__Aim__.
Pull each line holding the word "statement" from the data.

※ ※ ※

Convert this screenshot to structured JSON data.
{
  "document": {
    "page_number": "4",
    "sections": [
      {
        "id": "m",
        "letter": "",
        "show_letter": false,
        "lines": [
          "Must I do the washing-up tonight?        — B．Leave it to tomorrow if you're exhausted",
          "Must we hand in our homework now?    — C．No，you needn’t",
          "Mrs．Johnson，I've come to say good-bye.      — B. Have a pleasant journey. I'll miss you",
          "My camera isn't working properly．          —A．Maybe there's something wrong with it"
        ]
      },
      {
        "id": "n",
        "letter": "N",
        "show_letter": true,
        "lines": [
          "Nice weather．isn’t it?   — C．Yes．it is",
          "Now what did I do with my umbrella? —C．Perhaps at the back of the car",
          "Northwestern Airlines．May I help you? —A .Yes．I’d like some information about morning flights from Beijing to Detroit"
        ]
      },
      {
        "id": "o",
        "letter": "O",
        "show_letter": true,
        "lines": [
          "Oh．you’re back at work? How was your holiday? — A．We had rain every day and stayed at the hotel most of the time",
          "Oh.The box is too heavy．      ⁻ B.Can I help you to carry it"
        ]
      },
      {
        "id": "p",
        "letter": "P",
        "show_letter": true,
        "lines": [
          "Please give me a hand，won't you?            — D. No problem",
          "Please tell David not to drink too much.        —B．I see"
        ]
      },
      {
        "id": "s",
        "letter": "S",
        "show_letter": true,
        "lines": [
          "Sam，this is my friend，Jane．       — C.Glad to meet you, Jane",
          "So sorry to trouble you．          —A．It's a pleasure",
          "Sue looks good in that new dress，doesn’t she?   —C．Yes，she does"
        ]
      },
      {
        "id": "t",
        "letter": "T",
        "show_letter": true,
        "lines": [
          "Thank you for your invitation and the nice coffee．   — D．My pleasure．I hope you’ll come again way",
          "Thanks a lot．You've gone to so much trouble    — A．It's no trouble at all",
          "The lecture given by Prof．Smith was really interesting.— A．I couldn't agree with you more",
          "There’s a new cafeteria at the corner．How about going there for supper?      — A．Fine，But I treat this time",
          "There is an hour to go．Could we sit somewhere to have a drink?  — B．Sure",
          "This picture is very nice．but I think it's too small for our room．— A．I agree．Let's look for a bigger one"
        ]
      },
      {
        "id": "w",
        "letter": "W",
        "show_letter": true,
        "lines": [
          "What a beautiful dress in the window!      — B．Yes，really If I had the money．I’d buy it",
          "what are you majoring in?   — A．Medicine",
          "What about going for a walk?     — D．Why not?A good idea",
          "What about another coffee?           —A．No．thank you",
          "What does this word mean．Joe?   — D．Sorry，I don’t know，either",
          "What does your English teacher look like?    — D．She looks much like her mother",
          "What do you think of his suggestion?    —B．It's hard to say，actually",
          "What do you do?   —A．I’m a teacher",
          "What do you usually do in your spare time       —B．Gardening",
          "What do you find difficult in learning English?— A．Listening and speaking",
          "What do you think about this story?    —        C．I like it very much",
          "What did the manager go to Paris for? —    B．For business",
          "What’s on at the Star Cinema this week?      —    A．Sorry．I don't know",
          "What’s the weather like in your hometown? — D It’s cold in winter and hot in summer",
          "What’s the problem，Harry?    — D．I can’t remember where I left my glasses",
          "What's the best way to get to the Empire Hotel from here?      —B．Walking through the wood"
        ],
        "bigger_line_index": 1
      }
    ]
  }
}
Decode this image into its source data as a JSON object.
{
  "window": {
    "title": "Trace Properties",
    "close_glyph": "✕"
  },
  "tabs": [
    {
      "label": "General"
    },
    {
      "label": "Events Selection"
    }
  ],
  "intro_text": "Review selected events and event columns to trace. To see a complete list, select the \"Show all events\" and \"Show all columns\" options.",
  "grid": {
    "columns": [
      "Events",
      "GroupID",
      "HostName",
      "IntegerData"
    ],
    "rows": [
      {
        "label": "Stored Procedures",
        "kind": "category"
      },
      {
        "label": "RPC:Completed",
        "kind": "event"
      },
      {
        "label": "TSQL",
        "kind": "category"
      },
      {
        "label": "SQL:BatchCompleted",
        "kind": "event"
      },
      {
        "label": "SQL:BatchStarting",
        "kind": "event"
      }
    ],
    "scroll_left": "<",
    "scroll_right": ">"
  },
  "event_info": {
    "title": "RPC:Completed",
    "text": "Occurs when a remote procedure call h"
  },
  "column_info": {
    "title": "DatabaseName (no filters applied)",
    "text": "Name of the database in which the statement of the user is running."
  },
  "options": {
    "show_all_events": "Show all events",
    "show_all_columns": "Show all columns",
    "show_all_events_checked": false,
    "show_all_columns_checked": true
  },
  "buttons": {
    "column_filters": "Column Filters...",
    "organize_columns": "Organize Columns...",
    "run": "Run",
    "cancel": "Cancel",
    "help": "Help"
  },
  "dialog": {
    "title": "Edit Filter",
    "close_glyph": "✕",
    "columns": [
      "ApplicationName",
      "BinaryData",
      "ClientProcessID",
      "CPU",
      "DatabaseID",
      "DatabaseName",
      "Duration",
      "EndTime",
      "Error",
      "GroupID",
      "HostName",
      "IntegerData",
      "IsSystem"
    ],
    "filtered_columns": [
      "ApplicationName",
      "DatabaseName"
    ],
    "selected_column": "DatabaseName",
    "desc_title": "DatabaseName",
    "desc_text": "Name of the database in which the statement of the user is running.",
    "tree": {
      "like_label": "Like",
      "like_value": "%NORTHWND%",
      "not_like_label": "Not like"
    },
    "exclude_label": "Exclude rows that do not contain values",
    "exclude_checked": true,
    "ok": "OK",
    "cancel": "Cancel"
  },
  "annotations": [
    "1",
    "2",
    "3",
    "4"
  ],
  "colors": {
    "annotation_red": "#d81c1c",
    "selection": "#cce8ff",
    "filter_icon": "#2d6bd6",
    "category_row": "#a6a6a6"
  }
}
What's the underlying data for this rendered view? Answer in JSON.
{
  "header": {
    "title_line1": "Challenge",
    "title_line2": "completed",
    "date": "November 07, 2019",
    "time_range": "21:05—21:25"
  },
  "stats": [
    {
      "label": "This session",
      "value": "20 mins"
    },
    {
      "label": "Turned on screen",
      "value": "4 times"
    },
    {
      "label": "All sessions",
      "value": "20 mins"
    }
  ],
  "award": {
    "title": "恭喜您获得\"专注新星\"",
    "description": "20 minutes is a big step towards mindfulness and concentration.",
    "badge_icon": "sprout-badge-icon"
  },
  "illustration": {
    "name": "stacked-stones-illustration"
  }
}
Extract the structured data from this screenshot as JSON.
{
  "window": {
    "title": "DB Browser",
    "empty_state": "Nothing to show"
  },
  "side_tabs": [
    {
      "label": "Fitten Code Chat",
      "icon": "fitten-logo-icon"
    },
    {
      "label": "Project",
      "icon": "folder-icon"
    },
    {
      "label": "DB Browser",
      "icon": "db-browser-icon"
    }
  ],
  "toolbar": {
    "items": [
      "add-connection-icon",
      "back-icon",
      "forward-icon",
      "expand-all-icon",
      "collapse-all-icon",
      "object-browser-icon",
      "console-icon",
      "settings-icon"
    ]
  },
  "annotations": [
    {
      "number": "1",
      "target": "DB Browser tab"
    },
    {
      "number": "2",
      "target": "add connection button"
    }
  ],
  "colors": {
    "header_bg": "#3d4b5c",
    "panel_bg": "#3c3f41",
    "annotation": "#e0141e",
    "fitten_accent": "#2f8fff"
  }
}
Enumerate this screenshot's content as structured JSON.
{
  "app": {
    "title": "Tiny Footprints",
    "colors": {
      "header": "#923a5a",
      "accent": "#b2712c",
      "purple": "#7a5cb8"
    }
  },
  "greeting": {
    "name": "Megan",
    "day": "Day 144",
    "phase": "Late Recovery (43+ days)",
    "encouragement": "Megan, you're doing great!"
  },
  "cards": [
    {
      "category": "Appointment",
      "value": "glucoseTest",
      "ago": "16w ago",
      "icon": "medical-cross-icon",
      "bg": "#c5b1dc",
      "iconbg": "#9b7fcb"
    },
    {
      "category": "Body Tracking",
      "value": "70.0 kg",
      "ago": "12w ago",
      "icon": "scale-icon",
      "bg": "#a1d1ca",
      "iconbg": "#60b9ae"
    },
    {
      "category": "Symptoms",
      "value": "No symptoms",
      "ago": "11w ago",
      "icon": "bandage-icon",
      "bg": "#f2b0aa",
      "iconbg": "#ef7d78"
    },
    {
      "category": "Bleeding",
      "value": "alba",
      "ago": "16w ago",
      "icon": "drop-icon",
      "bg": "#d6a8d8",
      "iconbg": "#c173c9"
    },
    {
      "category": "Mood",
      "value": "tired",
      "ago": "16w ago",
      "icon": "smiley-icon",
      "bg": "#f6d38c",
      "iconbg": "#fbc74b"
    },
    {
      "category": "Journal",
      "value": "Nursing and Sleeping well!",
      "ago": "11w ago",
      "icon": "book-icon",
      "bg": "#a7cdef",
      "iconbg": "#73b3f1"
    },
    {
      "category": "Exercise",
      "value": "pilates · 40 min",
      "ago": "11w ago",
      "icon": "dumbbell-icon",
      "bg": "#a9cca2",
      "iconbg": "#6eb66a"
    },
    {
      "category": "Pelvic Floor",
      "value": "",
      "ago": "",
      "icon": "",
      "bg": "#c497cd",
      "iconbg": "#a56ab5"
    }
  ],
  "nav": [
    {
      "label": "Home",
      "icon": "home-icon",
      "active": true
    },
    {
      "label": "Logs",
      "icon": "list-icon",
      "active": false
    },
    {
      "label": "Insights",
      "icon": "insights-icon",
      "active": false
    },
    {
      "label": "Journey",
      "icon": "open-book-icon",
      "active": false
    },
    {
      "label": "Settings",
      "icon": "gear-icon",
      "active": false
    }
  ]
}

※ ※ ※

__Finished task__.
    "text": "Name of the database in which the statement of the user is running."
    "desc_text": "Name of the database in which the statement of the user is running.",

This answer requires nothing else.